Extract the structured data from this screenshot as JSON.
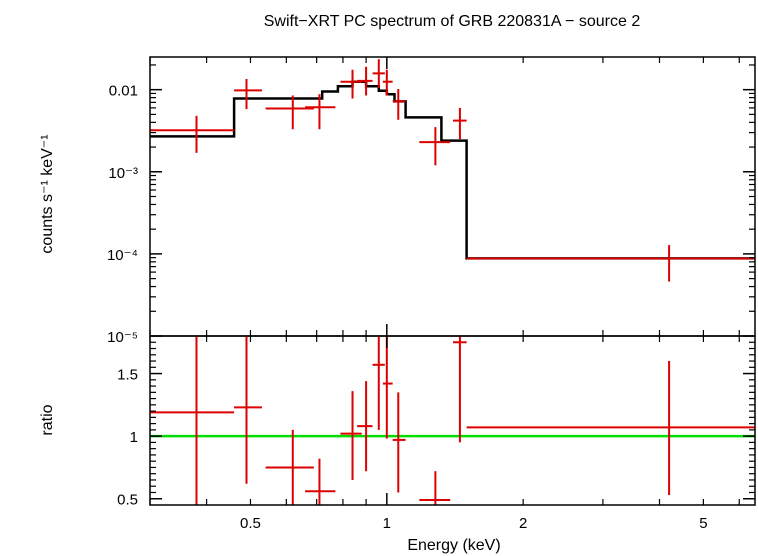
{
  "chart_data": [
    {
      "type": "step+errorbar",
      "title": "Swift−XRT PC spectrum of GRB 220831A − source 2",
      "xlabel": "Energy (keV)",
      "ylabel": "counts s⁻¹ keV⁻¹",
      "xscale": "log",
      "yscale": "log",
      "xlim": [
        0.3,
        6.5
      ],
      "ylim": [
        1e-05,
        0.025
      ],
      "ytick_labels": [
        {
          "v": 0.01,
          "t": "0.01"
        },
        {
          "v": 0.001,
          "t": "10⁻³"
        },
        {
          "v": 0.0001,
          "t": "10⁻⁴"
        },
        {
          "v": 1e-05,
          "t": "10⁻⁵"
        }
      ],
      "model_step": {
        "color": "#000000",
        "points": [
          [
            0.3,
            0.0027
          ],
          [
            0.46,
            0.0027
          ],
          [
            0.46,
            0.0078
          ],
          [
            0.72,
            0.0078
          ],
          [
            0.72,
            0.0095
          ],
          [
            0.78,
            0.0095
          ],
          [
            0.78,
            0.011
          ],
          [
            0.84,
            0.011
          ],
          [
            0.84,
            0.0125
          ],
          [
            0.9,
            0.0125
          ],
          [
            0.9,
            0.011
          ],
          [
            0.96,
            0.011
          ],
          [
            0.96,
            0.0097
          ],
          [
            1.0,
            0.0097
          ],
          [
            1.0,
            0.0088
          ],
          [
            1.04,
            0.0088
          ],
          [
            1.04,
            0.0072
          ],
          [
            1.1,
            0.0072
          ],
          [
            1.1,
            0.0046
          ],
          [
            1.32,
            0.0046
          ],
          [
            1.32,
            0.0024
          ],
          [
            1.5,
            0.0024
          ],
          [
            1.5,
            8.8e-05
          ],
          [
            6.5,
            8.8e-05
          ]
        ]
      },
      "data_points": {
        "color": "#dd0000",
        "points": [
          {
            "x": 0.38,
            "xlo": 0.3,
            "xhi": 0.46,
            "y": 0.0032,
            "ylo": 0.0017,
            "yhi": 0.0048
          },
          {
            "x": 0.49,
            "xlo": 0.46,
            "xhi": 0.53,
            "y": 0.0098,
            "ylo": 0.0058,
            "yhi": 0.0135
          },
          {
            "x": 0.62,
            "xlo": 0.54,
            "xhi": 0.69,
            "y": 0.0059,
            "ylo": 0.0033,
            "yhi": 0.0085
          },
          {
            "x": 0.71,
            "xlo": 0.66,
            "xhi": 0.77,
            "y": 0.0061,
            "ylo": 0.0033,
            "yhi": 0.0088
          },
          {
            "x": 0.84,
            "xlo": 0.79,
            "xhi": 0.88,
            "y": 0.0125,
            "ylo": 0.0078,
            "yhi": 0.0175
          },
          {
            "x": 0.9,
            "xlo": 0.86,
            "xhi": 0.93,
            "y": 0.0128,
            "ylo": 0.0085,
            "yhi": 0.019
          },
          {
            "x": 0.96,
            "xlo": 0.93,
            "xhi": 0.99,
            "y": 0.0158,
            "ylo": 0.0105,
            "yhi": 0.0235
          },
          {
            "x": 1.0,
            "xlo": 0.98,
            "xhi": 1.03,
            "y": 0.0125,
            "ylo": 0.0085,
            "yhi": 0.0175
          },
          {
            "x": 1.06,
            "xlo": 1.03,
            "xhi": 1.1,
            "y": 0.0072,
            "ylo": 0.0043,
            "yhi": 0.0102
          },
          {
            "x": 1.28,
            "xlo": 1.18,
            "xhi": 1.38,
            "y": 0.0023,
            "ylo": 0.0012,
            "yhi": 0.0035
          },
          {
            "x": 1.45,
            "xlo": 1.4,
            "xhi": 1.5,
            "y": 0.0042,
            "ylo": 0.0025,
            "yhi": 0.006
          },
          {
            "x": 4.2,
            "xlo": 1.5,
            "xhi": 6.5,
            "y": 8.8e-05,
            "ylo": 4.6e-05,
            "yhi": 0.000128
          }
        ]
      }
    },
    {
      "type": "errorbar",
      "xlabel": "Energy (keV)",
      "ylabel": "ratio",
      "xscale": "log",
      "xlim": [
        0.3,
        6.5
      ],
      "ylim": [
        0.45,
        1.8
      ],
      "xtick_labels": [
        {
          "v": 0.5,
          "t": "0.5"
        },
        {
          "v": 1,
          "t": "1"
        },
        {
          "v": 2,
          "t": "2"
        },
        {
          "v": 5,
          "t": "5"
        }
      ],
      "ytick_labels": [
        {
          "v": 0.5,
          "t": "0.5"
        },
        {
          "v": 1,
          "t": "1"
        },
        {
          "v": 1.5,
          "t": "1.5"
        }
      ],
      "reference_line": {
        "y": 1,
        "color": "#00dd00"
      },
      "data_points": {
        "color": "#dd0000",
        "points": [
          {
            "x": 0.38,
            "xlo": 0.3,
            "xhi": 0.46,
            "y": 1.19,
            "ylo": 0.45,
            "yhi": 1.8
          },
          {
            "x": 0.49,
            "xlo": 0.46,
            "xhi": 0.53,
            "y": 1.23,
            "ylo": 0.62,
            "yhi": 1.8
          },
          {
            "x": 0.62,
            "xlo": 0.54,
            "xhi": 0.69,
            "y": 0.75,
            "ylo": 0.45,
            "yhi": 1.05
          },
          {
            "x": 0.71,
            "xlo": 0.66,
            "xhi": 0.77,
            "y": 0.56,
            "ylo": 0.45,
            "yhi": 0.82
          },
          {
            "x": 0.84,
            "xlo": 0.79,
            "xhi": 0.88,
            "y": 1.02,
            "ylo": 0.65,
            "yhi": 1.36
          },
          {
            "x": 0.9,
            "xlo": 0.86,
            "xhi": 0.93,
            "y": 1.08,
            "ylo": 0.72,
            "yhi": 1.44
          },
          {
            "x": 0.96,
            "xlo": 0.93,
            "xhi": 0.99,
            "y": 1.57,
            "ylo": 1.05,
            "yhi": 1.8
          },
          {
            "x": 1.0,
            "xlo": 0.98,
            "xhi": 1.03,
            "y": 1.42,
            "ylo": 0.98,
            "yhi": 1.8
          },
          {
            "x": 1.06,
            "xlo": 1.03,
            "xhi": 1.1,
            "y": 0.97,
            "ylo": 0.55,
            "yhi": 1.35
          },
          {
            "x": 1.28,
            "xlo": 1.18,
            "xhi": 1.38,
            "y": 0.49,
            "ylo": 0.45,
            "yhi": 0.72
          },
          {
            "x": 1.45,
            "xlo": 1.4,
            "xhi": 1.5,
            "y": 1.75,
            "ylo": 0.95,
            "yhi": 1.8
          },
          {
            "x": 4.2,
            "xlo": 1.5,
            "xhi": 6.5,
            "y": 1.07,
            "ylo": 0.53,
            "yhi": 1.6
          }
        ]
      }
    }
  ]
}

> _GIVEN TASK_
Your copy should match the entries exactly, minus the pictures.

> _IN RESPONSE_
Extract the structured data from this screenshot as JSON.
{
  "chart_data": [
    {
      "type": "step+errorbar",
      "title": "Swift−XRT PC spectrum of GRB 220831A − source 2",
      "xlabel": "Energy (keV)",
      "ylabel": "counts s⁻¹ keV⁻¹",
      "xscale": "log",
      "yscale": "log",
      "xlim": [
        0.3,
        6.5
      ],
      "ylim": [
        1e-05,
        0.025
      ],
      "ytick_labels": [
        {
          "v": 0.01,
          "t": "0.01"
        },
        {
          "v": 0.001,
          "t": "10⁻³"
        },
        {
          "v": 0.0001,
          "t": "10⁻⁴"
        },
        {
          "v": 1e-05,
          "t": "10⁻⁵"
        }
      ],
      "model_step": {
        "color": "#000000",
        "points": [
          [
            0.3,
            0.0027
          ],
          [
            0.46,
            0.0027
          ],
          [
            0.46,
            0.0078
          ],
          [
            0.72,
            0.0078
          ],
          [
            0.72,
            0.0095
          ],
          [
            0.78,
            0.0095
          ],
          [
            0.78,
            0.011
          ],
          [
            0.84,
            0.011
          ],
          [
            0.84,
            0.0125
          ],
          [
            0.9,
            0.0125
          ],
          [
            0.9,
            0.011
          ],
          [
            0.96,
            0.011
          ],
          [
            0.96,
            0.0097
          ],
          [
            1.0,
            0.0097
          ],
          [
            1.0,
            0.0088
          ],
          [
            1.04,
            0.0088
          ],
          [
            1.04,
            0.0072
          ],
          [
            1.1,
            0.0072
          ],
          [
            1.1,
            0.0046
          ],
          [
            1.32,
            0.0046
          ],
          [
            1.32,
            0.0024
          ],
          [
            1.5,
            0.0024
          ],
          [
            1.5,
            8.8e-05
          ],
          [
            6.5,
            8.8e-05
          ]
        ]
      },
      "data_points": {
        "color": "#dd0000",
        "points": [
          {
            "x": 0.38,
            "xlo": 0.3,
            "xhi": 0.46,
            "y": 0.0032,
            "ylo": 0.0017,
            "yhi": 0.0048
          },
          {
            "x": 0.49,
            "xlo": 0.46,
            "xhi": 0.53,
            "y": 0.0098,
            "ylo": 0.0058,
            "yhi": 0.0135
          },
          {
            "x": 0.62,
            "xlo": 0.54,
            "xhi": 0.69,
            "y": 0.0059,
            "ylo": 0.0033,
            "yhi": 0.0085
          },
          {
            "x": 0.71,
            "xlo": 0.66,
            "xhi": 0.77,
            "y": 0.0061,
            "ylo": 0.0033,
            "yhi": 0.0088
          },
          {
            "x": 0.84,
            "xlo": 0.79,
            "xhi": 0.88,
            "y": 0.0125,
            "ylo": 0.0078,
            "yhi": 0.0175
          },
          {
            "x": 0.9,
            "xlo": 0.86,
            "xhi": 0.93,
            "y": 0.0128,
            "ylo": 0.0085,
            "yhi": 0.019
          },
          {
            "x": 0.96,
            "xlo": 0.93,
            "xhi": 0.99,
            "y": 0.0158,
            "ylo": 0.0105,
            "yhi": 0.0235
          },
          {
            "x": 1.0,
            "xlo": 0.98,
            "xhi": 1.03,
            "y": 0.0125,
            "ylo": 0.0085,
            "yhi": 0.0175
          },
          {
            "x": 1.06,
            "xlo": 1.03,
            "xhi": 1.1,
            "y": 0.0072,
            "ylo": 0.0043,
            "yhi": 0.0102
          },
          {
            "x": 1.28,
            "xlo": 1.18,
            "xhi": 1.38,
            "y": 0.0023,
            "ylo": 0.0012,
            "yhi": 0.0035
          },
          {
            "x": 1.45,
            "xlo": 1.4,
            "xhi": 1.5,
            "y": 0.0042,
            "ylo": 0.0025,
            "yhi": 0.006
          },
          {
            "x": 4.2,
            "xlo": 1.5,
            "xhi": 6.5,
            "y": 8.8e-05,
            "ylo": 4.6e-05,
            "yhi": 0.000128
          }
        ]
      }
    },
    {
      "type": "errorbar",
      "xlabel": "Energy (keV)",
      "ylabel": "ratio",
      "xscale": "log",
      "xlim": [
        0.3,
        6.5
      ],
      "ylim": [
        0.45,
        1.8
      ],
      "xtick_labels": [
        {
          "v": 0.5,
          "t": "0.5"
        },
        {
          "v": 1,
          "t": "1"
        },
        {
          "v": 2,
          "t": "2"
        },
        {
          "v": 5,
          "t": "5"
        }
      ],
      "ytick_labels": [
        {
          "v": 0.5,
          "t": "0.5"
        },
        {
          "v": 1,
          "t": "1"
        },
        {
          "v": 1.5,
          "t": "1.5"
        }
      ],
      "reference_line": {
        "y": 1,
        "color": "#00dd00"
      },
      "data_points": {
        "color": "#dd0000",
        "points": [
          {
            "x": 0.38,
            "xlo": 0.3,
            "xhi": 0.46,
            "y": 1.19,
            "ylo": 0.45,
            "yhi": 1.8
          },
          {
            "x": 0.49,
            "xlo": 0.46,
            "xhi": 0.53,
            "y": 1.23,
            "ylo": 0.62,
            "yhi": 1.8
          },
          {
            "x": 0.62,
            "xlo": 0.54,
            "xhi": 0.69,
            "y": 0.75,
            "ylo": 0.45,
            "yhi": 1.05
          },
          {
            "x": 0.71,
            "xlo": 0.66,
            "xhi": 0.77,
            "y": 0.56,
            "ylo": 0.45,
            "yhi": 0.82
          },
          {
            "x": 0.84,
            "xlo": 0.79,
            "xhi": 0.88,
            "y": 1.02,
            "ylo": 0.65,
            "yhi": 1.36
          },
          {
            "x": 0.9,
            "xlo": 0.86,
            "xhi": 0.93,
            "y": 1.08,
            "ylo": 0.72,
            "yhi": 1.44
          },
          {
            "x": 0.96,
            "xlo": 0.93,
            "xhi": 0.99,
            "y": 1.57,
            "ylo": 1.05,
            "yhi": 1.8
          },
          {
            "x": 1.0,
            "xlo": 0.98,
            "xhi": 1.03,
            "y": 1.42,
            "ylo": 0.98,
            "yhi": 1.8
          },
          {
            "x": 1.06,
            "xlo": 1.03,
            "xhi": 1.1,
            "y": 0.97,
            "ylo": 0.55,
            "yhi": 1.35
          },
          {
            "x": 1.28,
            "xlo": 1.18,
            "xhi": 1.38,
            "y": 0.49,
            "ylo": 0.45,
            "yhi": 0.72
          },
          {
            "x": 1.45,
            "xlo": 1.4,
            "xhi": 1.5,
            "y": 1.75,
            "ylo": 0.95,
            "yhi": 1.8
          },
          {
            "x": 4.2,
            "xlo": 1.5,
            "xhi": 6.5,
            "y": 1.07,
            "ylo": 0.53,
            "yhi": 1.6
          }
        ]
      }
    }
  ]
}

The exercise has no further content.